(AIM OF THE TASK)
Output each entry verbatim and exclude every picture from it.

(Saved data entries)
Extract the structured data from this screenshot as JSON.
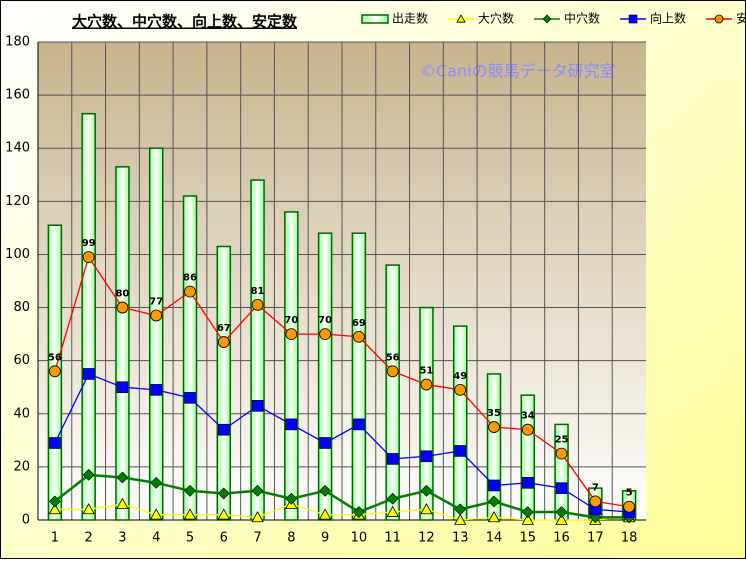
{
  "chart_data": {
    "type": "bar-line",
    "title": "大穴数、中穴数、向上数、安定数",
    "watermark": "©Caniの競馬データ研究室",
    "categories": [
      "1",
      "2",
      "3",
      "4",
      "5",
      "6",
      "7",
      "8",
      "9",
      "10",
      "11",
      "12",
      "13",
      "14",
      "15",
      "16",
      "17",
      "18"
    ],
    "series": [
      {
        "name": "出走数",
        "type": "bar",
        "color": "#006600",
        "values": [
          111,
          153,
          133,
          140,
          122,
          103,
          128,
          116,
          108,
          108,
          96,
          80,
          73,
          55,
          47,
          36,
          12,
          11
        ]
      },
      {
        "name": "大穴数",
        "type": "line",
        "marker": "triangle",
        "color": "#ffff00",
        "values": [
          4,
          4,
          6,
          2,
          2,
          2,
          1,
          6,
          2,
          2,
          3,
          4,
          0,
          1,
          0,
          0,
          0,
          1
        ]
      },
      {
        "name": "中穴数",
        "type": "line",
        "marker": "diamond",
        "color": "#008000",
        "values": [
          7,
          17,
          16,
          14,
          11,
          10,
          11,
          8,
          11,
          3,
          8,
          11,
          4,
          7,
          3,
          3,
          1,
          1
        ]
      },
      {
        "name": "向上数",
        "type": "line",
        "marker": "square",
        "color": "#0000ff",
        "values": [
          29,
          55,
          50,
          49,
          46,
          34,
          43,
          36,
          29,
          36,
          23,
          24,
          26,
          13,
          14,
          12,
          4,
          3
        ]
      },
      {
        "name": "安定数",
        "type": "line",
        "marker": "circle",
        "color": "#ff0000",
        "marker_color": "#ff9900",
        "data_labels": true,
        "values": [
          56,
          99,
          80,
          77,
          86,
          67,
          81,
          70,
          70,
          69,
          56,
          51,
          49,
          35,
          34,
          25,
          7,
          5
        ]
      }
    ],
    "ylim": [
      0,
      180
    ],
    "yticks": [
      0,
      20,
      40,
      60,
      80,
      100,
      120,
      140,
      160,
      180
    ],
    "grid": true
  }
}
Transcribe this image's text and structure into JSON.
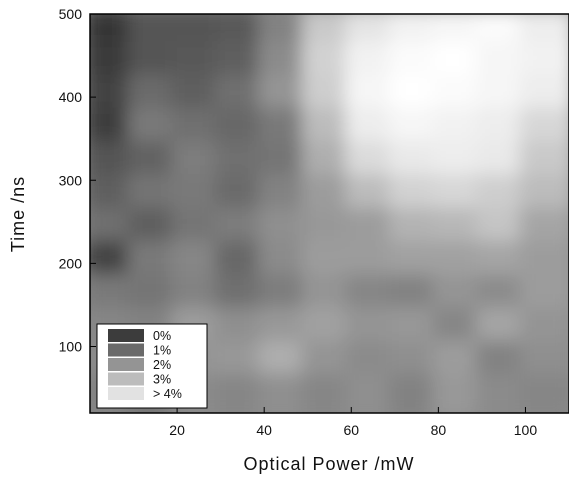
{
  "chart_data": {
    "type": "heatmap",
    "title": "",
    "xlabel": "Optical Power /mW",
    "ylabel": "Time /ns",
    "xlim": [
      0,
      110
    ],
    "ylim": [
      20,
      500
    ],
    "xticks": [
      20,
      40,
      60,
      80,
      100
    ],
    "yticks": [
      100,
      200,
      300,
      400,
      500
    ],
    "xtick_labels": [
      "20",
      "40",
      "60",
      "80",
      "100"
    ],
    "ytick_labels": [
      "100",
      "200",
      "300",
      "400",
      "500"
    ],
    "grid": false,
    "legend_position": "bottom-left",
    "legend": [
      {
        "label": "0%",
        "color": "#3c3c3c"
      },
      {
        "label": "1%",
        "color": "#6a6a6a"
      },
      {
        "label": "2%",
        "color": "#949494"
      },
      {
        "label": "3%",
        "color": "#bcbcbc"
      },
      {
        "label": "> 4%",
        "color": "#e2e2e2"
      }
    ],
    "x": [
      5,
      15,
      25,
      35,
      45,
      55,
      65,
      75,
      85,
      95,
      105
    ],
    "y": [
      480,
      440,
      400,
      360,
      320,
      280,
      240,
      200,
      160,
      120,
      80,
      40
    ],
    "z": [
      [
        0.3,
        1.0,
        1.0,
        1.1,
        2.0,
        3.6,
        4.2,
        4.5,
        4.6,
        4.7,
        4.4
      ],
      [
        0.4,
        1.0,
        1.1,
        1.2,
        2.2,
        3.8,
        4.5,
        4.7,
        4.8,
        4.6,
        4.5
      ],
      [
        0.6,
        1.5,
        1.2,
        1.6,
        2.4,
        3.7,
        4.6,
        4.8,
        4.7,
        4.6,
        4.4
      ],
      [
        0.5,
        1.8,
        1.6,
        1.4,
        1.8,
        3.3,
        4.4,
        4.6,
        4.5,
        4.4,
        3.9
      ],
      [
        1.0,
        1.3,
        1.9,
        1.6,
        1.7,
        3.0,
        4.0,
        4.3,
        4.4,
        4.3,
        3.6
      ],
      [
        1.2,
        1.7,
        1.8,
        1.5,
        2.0,
        2.6,
        3.3,
        3.8,
        3.9,
        3.7,
        3.3
      ],
      [
        1.6,
        1.2,
        1.7,
        1.9,
        2.3,
        2.5,
        2.6,
        3.1,
        3.2,
        3.5,
        2.8
      ],
      [
        0.6,
        1.8,
        2.1,
        1.4,
        2.2,
        2.6,
        2.6,
        2.7,
        2.7,
        2.8,
        2.6
      ],
      [
        1.8,
        1.7,
        2.0,
        1.6,
        1.9,
        2.4,
        2.1,
        2.0,
        2.4,
        2.2,
        2.6
      ],
      [
        2.1,
        2.0,
        2.6,
        2.3,
        2.5,
        2.7,
        2.4,
        2.5,
        2.1,
        2.8,
        2.4
      ],
      [
        2.2,
        2.3,
        2.4,
        2.5,
        3.0,
        2.4,
        2.2,
        2.3,
        2.6,
        2.0,
        2.3
      ],
      [
        2.0,
        1.7,
        2.2,
        2.1,
        2.3,
        2.1,
        2.3,
        2.0,
        2.5,
        2.2,
        2.1
      ]
    ]
  }
}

(REPLY TO THE TASK)
Extract the structured data from this screenshot as JSON.
{
  "chart_data": {
    "type": "bar-line",
    "title": "大穴数、中穴数、向上数、安定数",
    "watermark": "©Caniの競馬データ研究室",
    "categories": [
      "1",
      "2",
      "3",
      "4",
      "5",
      "6",
      "7",
      "8",
      "9",
      "10",
      "11",
      "12",
      "13",
      "14",
      "15",
      "16",
      "17",
      "18"
    ],
    "series": [
      {
        "name": "出走数",
        "type": "bar",
        "color": "#006600",
        "values": [
          111,
          153,
          133,
          140,
          122,
          103,
          128,
          116,
          108,
          108,
          96,
          80,
          73,
          55,
          47,
          36,
          12,
          11
        ]
      },
      {
        "name": "大穴数",
        "type": "line",
        "marker": "triangle",
        "color": "#ffff00",
        "values": [
          4,
          4,
          6,
          2,
          2,
          2,
          1,
          6,
          2,
          2,
          3,
          4,
          0,
          1,
          0,
          0,
          0,
          1
        ]
      },
      {
        "name": "中穴数",
        "type": "line",
        "marker": "diamond",
        "color": "#008000",
        "values": [
          7,
          17,
          16,
          14,
          11,
          10,
          11,
          8,
          11,
          3,
          8,
          11,
          4,
          7,
          3,
          3,
          1,
          1
        ]
      },
      {
        "name": "向上数",
        "type": "line",
        "marker": "square",
        "color": "#0000ff",
        "values": [
          29,
          55,
          50,
          49,
          46,
          34,
          43,
          36,
          29,
          36,
          23,
          24,
          26,
          13,
          14,
          12,
          4,
          3
        ]
      },
      {
        "name": "安定数",
        "type": "line",
        "marker": "circle",
        "color": "#ff0000",
        "marker_color": "#ff9900",
        "data_labels": true,
        "values": [
          56,
          99,
          80,
          77,
          86,
          67,
          81,
          70,
          70,
          69,
          56,
          51,
          49,
          35,
          34,
          25,
          7,
          5
        ]
      }
    ],
    "ylim": [
      0,
      180
    ],
    "yticks": [
      0,
      20,
      40,
      60,
      80,
      100,
      120,
      140,
      160,
      180
    ],
    "grid": true
  }
}
Transcribe this image's text and structure into JSON.
{
  "chart_data": {
    "type": "heatmap",
    "title": "",
    "xlabel": "Optical Power /mW",
    "ylabel": "Time /ns",
    "xlim": [
      0,
      110
    ],
    "ylim": [
      20,
      500
    ],
    "xticks": [
      20,
      40,
      60,
      80,
      100
    ],
    "yticks": [
      100,
      200,
      300,
      400,
      500
    ],
    "xtick_labels": [
      "20",
      "40",
      "60",
      "80",
      "100"
    ],
    "ytick_labels": [
      "100",
      "200",
      "300",
      "400",
      "500"
    ],
    "grid": false,
    "legend_position": "bottom-left",
    "legend": [
      {
        "label": "0%",
        "color": "#3c3c3c"
      },
      {
        "label": "1%",
        "color": "#6a6a6a"
      },
      {
        "label": "2%",
        "color": "#949494"
      },
      {
        "label": "3%",
        "color": "#bcbcbc"
      },
      {
        "label": "> 4%",
        "color": "#e2e2e2"
      }
    ],
    "x": [
      5,
      15,
      25,
      35,
      45,
      55,
      65,
      75,
      85,
      95,
      105
    ],
    "y": [
      480,
      440,
      400,
      360,
      320,
      280,
      240,
      200,
      160,
      120,
      80,
      40
    ],
    "z": [
      [
        0.3,
        1.0,
        1.0,
        1.1,
        2.0,
        3.6,
        4.2,
        4.5,
        4.6,
        4.7,
        4.4
      ],
      [
        0.4,
        1.0,
        1.1,
        1.2,
        2.2,
        3.8,
        4.5,
        4.7,
        4.8,
        4.6,
        4.5
      ],
      [
        0.6,
        1.5,
        1.2,
        1.6,
        2.4,
        3.7,
        4.6,
        4.8,
        4.7,
        4.6,
        4.4
      ],
      [
        0.5,
        1.8,
        1.6,
        1.4,
        1.8,
        3.3,
        4.4,
        4.6,
        4.5,
        4.4,
        3.9
      ],
      [
        1.0,
        1.3,
        1.9,
        1.6,
        1.7,
        3.0,
        4.0,
        4.3,
        4.4,
        4.3,
        3.6
      ],
      [
        1.2,
        1.7,
        1.8,
        1.5,
        2.0,
        2.6,
        3.3,
        3.8,
        3.9,
        3.7,
        3.3
      ],
      [
        1.6,
        1.2,
        1.7,
        1.9,
        2.3,
        2.5,
        2.6,
        3.1,
        3.2,
        3.5,
        2.8
      ],
      [
        0.6,
        1.8,
        2.1,
        1.4,
        2.2,
        2.6,
        2.6,
        2.7,
        2.7,
        2.8,
        2.6
      ],
      [
        1.8,
        1.7,
        2.0,
        1.6,
        1.9,
        2.4,
        2.1,
        2.0,
        2.4,
        2.2,
        2.6
      ],
      [
        2.1,
        2.0,
        2.6,
        2.3,
        2.5,
        2.7,
        2.4,
        2.5,
        2.1,
        2.8,
        2.4
      ],
      [
        2.2,
        2.3,
        2.4,
        2.5,
        3.0,
        2.4,
        2.2,
        2.3,
        2.6,
        2.0,
        2.3
      ],
      [
        2.0,
        1.7,
        2.2,
        2.1,
        2.3,
        2.1,
        2.3,
        2.0,
        2.5,
        2.2,
        2.1
      ]
    ]
  }
}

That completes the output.